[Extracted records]
-- start --

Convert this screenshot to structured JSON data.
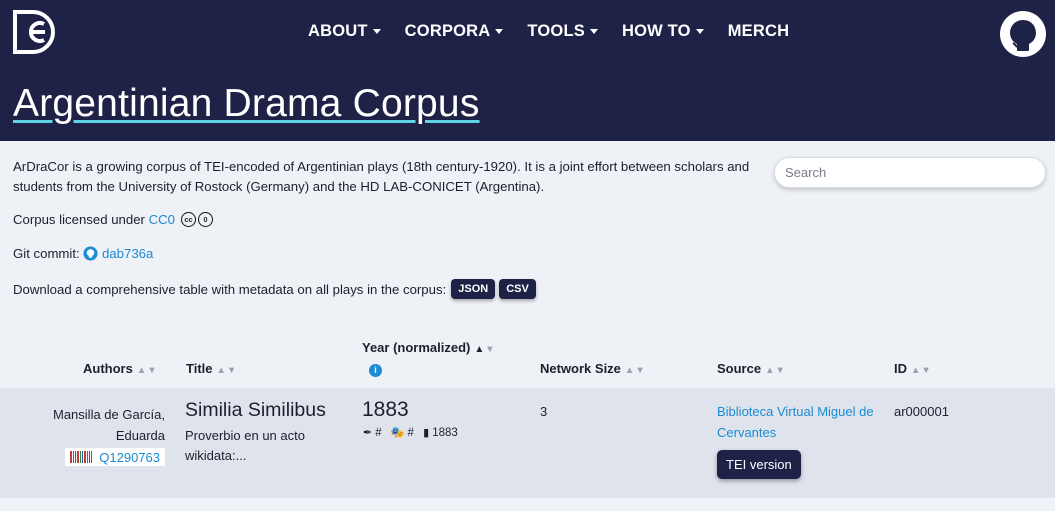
{
  "nav": {
    "items": [
      {
        "label": "ABOUT",
        "dropdown": true
      },
      {
        "label": "CORPORA",
        "dropdown": true
      },
      {
        "label": "TOOLS",
        "dropdown": true
      },
      {
        "label": "HOW TO",
        "dropdown": true
      },
      {
        "label": "MERCH",
        "dropdown": false
      }
    ],
    "logo_icon": "dracor-logo-icon",
    "github_icon": "github-icon"
  },
  "page": {
    "title": "Argentinian Drama Corpus",
    "description": "ArDraCor is a growing corpus of TEI-encoded of Argentinian plays (18th century-1920). It is a joint effort between scholars and students from the University of Rostock (Germany) and the HD LAB-CONICET (Argentina).",
    "license_prefix": "Corpus licensed under",
    "license_link": "CC0",
    "git_prefix": "Git commit:",
    "git_commit": "dab736a",
    "download_text": "Download a comprehensive table with metadata on all plays in the corpus:",
    "download_json": "JSON",
    "download_csv": "CSV"
  },
  "search": {
    "placeholder": "Search"
  },
  "table": {
    "headers": {
      "authors": "Authors",
      "title": "Title",
      "year": "Year (normalized)",
      "network": "Network Size",
      "source": "Source",
      "id": "ID"
    },
    "rows": [
      {
        "author_line1": "Mansilla de García,",
        "author_line2": "Eduarda",
        "wikidata": "Q1290763",
        "title": "Similia Similibus",
        "subtitle_line1": "Proverbio en un acto",
        "subtitle_line2": "wikidata:...",
        "year": "1883",
        "written": "#",
        "premiered": "#",
        "printed": "1883",
        "network_size": "3",
        "source": "Biblioteca Virtual Miguel de Cervantes",
        "tei_label": "TEI version",
        "id": "ar000001"
      }
    ]
  },
  "colors": {
    "header_bg": "#1f2247",
    "accent_link": "#1a8bd4",
    "title_underline": "#5fd2e4",
    "page_bg": "#eef1f6",
    "row_bg": "#dfe3ec"
  }
}
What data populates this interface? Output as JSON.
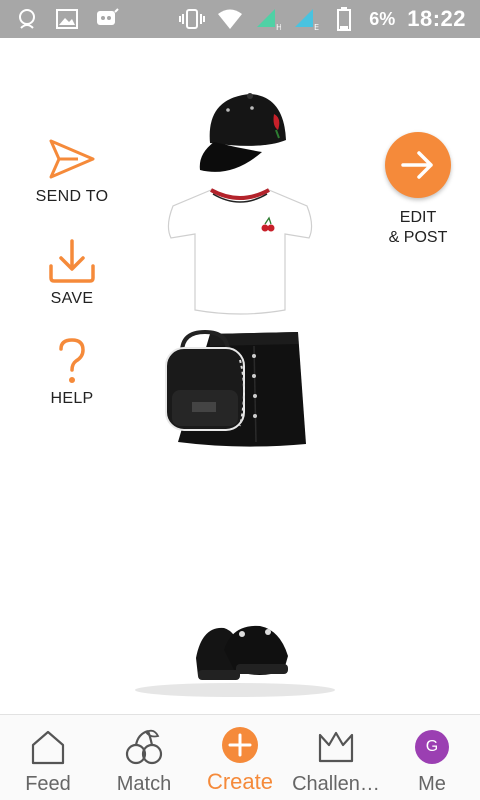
{
  "status_bar": {
    "battery_percent": "6%",
    "time": "18:22",
    "icons": [
      "app-notification-icon",
      "image-icon",
      "chat-bot-icon",
      "vibrate-icon",
      "wifi-icon",
      "signal-icon",
      "signal-icon-2",
      "battery-icon"
    ]
  },
  "actions": {
    "send_to": "SEND TO",
    "save": "SAVE",
    "help": "HELP"
  },
  "edit_post": {
    "line1": "EDIT",
    "line2": "& POST"
  },
  "outfit_items": [
    "black-cap",
    "white-crop-tee",
    "black-backpack",
    "black-mini-skirt",
    "black-platform-sneakers"
  ],
  "bottom_nav": {
    "feed": "Feed",
    "match": "Match",
    "create": "Create",
    "challenges": "Challen…",
    "me": "Me",
    "avatar_letter": "G",
    "active": "create"
  },
  "colors": {
    "accent": "#f58a3a",
    "status_bar": "#a7a7a7",
    "avatar": "#9b3fb2"
  }
}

-- end --

> Short task:
Write out every line of the entries that holds the word "this".

> Written answer:
Convert this screenshot to structured JSON data.
What data populates this interface? Output as JSON.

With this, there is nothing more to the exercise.